**What you should do**
Work out how many lines of the data hold the string "mayo", and reply with that number alone.

————

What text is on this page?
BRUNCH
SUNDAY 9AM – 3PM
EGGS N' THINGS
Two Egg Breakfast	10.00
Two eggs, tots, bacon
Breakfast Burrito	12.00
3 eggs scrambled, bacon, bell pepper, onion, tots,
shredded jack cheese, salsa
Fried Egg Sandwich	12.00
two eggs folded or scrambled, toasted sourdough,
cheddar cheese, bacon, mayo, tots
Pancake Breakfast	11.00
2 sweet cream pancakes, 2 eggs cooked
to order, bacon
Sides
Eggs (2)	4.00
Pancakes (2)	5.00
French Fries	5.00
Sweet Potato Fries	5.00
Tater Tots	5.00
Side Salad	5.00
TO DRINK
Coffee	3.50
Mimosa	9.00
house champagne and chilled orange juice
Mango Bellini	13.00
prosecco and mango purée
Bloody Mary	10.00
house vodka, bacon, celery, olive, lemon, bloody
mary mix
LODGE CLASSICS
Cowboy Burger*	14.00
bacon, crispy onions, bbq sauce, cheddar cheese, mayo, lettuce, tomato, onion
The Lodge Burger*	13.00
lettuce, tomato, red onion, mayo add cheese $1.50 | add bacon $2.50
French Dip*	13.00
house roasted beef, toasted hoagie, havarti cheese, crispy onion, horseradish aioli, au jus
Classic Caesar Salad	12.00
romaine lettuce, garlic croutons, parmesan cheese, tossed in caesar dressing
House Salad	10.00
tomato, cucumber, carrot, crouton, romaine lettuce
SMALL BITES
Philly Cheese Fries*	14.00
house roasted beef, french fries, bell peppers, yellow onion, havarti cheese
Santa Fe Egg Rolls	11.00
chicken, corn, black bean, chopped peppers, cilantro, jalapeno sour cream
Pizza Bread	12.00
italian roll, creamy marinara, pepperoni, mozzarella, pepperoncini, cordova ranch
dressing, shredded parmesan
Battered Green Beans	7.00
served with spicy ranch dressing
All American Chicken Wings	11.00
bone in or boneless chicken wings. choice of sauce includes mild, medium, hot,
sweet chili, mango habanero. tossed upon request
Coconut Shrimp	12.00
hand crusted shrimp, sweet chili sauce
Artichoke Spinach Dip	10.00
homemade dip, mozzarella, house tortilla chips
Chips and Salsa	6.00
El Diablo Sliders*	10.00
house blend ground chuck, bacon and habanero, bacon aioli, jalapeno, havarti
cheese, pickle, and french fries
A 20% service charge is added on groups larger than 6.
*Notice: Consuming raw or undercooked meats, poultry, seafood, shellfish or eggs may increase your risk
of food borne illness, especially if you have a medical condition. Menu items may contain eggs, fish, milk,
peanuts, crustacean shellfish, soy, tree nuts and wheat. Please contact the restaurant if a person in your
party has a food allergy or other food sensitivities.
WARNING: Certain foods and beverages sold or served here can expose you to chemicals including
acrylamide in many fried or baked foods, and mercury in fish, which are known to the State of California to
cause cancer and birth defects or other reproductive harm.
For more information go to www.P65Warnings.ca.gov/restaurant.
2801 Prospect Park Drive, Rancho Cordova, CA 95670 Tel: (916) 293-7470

————

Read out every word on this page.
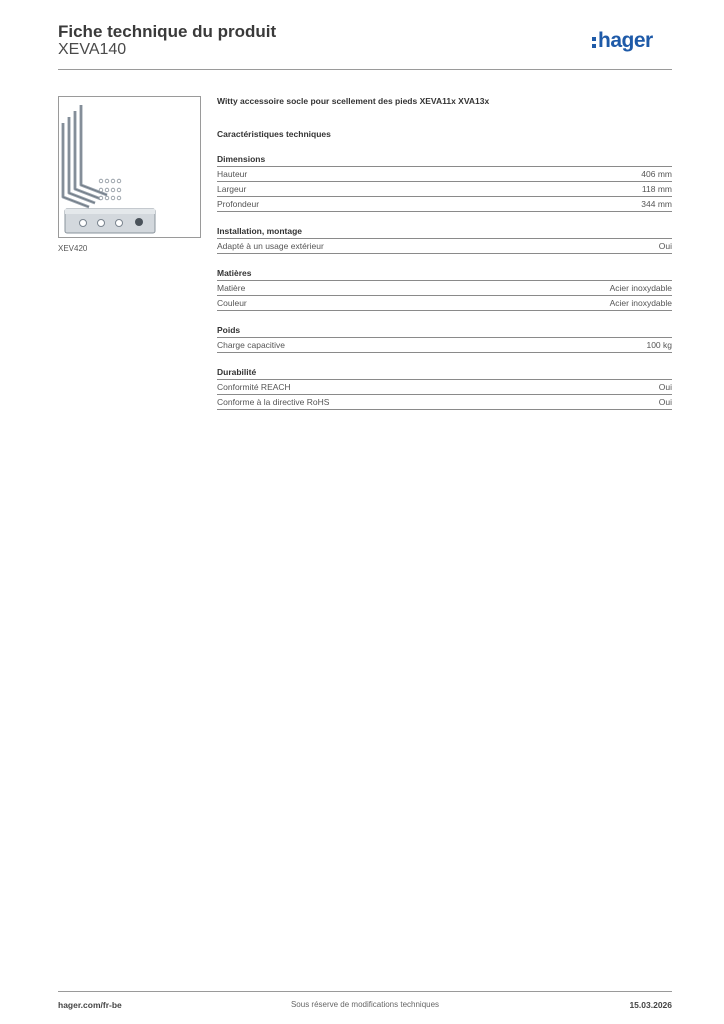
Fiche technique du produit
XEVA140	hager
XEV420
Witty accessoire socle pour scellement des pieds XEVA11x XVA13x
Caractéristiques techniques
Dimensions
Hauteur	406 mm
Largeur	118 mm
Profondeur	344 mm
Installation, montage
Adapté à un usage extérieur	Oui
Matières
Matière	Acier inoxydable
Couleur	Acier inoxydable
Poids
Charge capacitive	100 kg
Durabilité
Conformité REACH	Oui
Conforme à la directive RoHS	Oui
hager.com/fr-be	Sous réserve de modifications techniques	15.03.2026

————

**Solution to this task**
3